— start of Available data —

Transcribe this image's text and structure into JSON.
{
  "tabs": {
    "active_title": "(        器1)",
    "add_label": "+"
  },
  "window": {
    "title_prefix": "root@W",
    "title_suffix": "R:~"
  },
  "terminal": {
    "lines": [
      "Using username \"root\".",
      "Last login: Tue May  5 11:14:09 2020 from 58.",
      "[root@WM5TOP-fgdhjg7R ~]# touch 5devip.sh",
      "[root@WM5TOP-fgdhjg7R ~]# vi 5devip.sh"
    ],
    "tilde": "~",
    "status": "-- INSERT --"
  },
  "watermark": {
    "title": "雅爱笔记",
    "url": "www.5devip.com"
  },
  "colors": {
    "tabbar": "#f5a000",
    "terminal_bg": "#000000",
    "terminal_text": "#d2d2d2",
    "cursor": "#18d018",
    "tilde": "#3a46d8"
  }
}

— end of Available data —

Exercise aim: Each line must be given again exactly as written above.

Correct result:
Transcribe this image's text and structure into JSON.
{
  "tabs": {
    "active_title": "(        器1)",
    "add_label": "+"
  },
  "window": {
    "title_prefix": "root@W",
    "title_suffix": "R:~"
  },
  "terminal": {
    "lines": [
      "Using username \"root\".",
      "Last login: Tue May  5 11:14:09 2020 from 58.",
      "[root@WM5TOP-fgdhjg7R ~]# touch 5devip.sh",
      "[root@WM5TOP-fgdhjg7R ~]# vi 5devip.sh"
    ],
    "tilde": "~",
    "status": "-- INSERT --"
  },
  "watermark": {
    "title": "雅爱笔记",
    "url": "www.5devip.com"
  },
  "colors": {
    "tabbar": "#f5a000",
    "terminal_bg": "#000000",
    "terminal_text": "#d2d2d2",
    "cursor": "#18d018",
    "tilde": "#3a46d8"
  }
}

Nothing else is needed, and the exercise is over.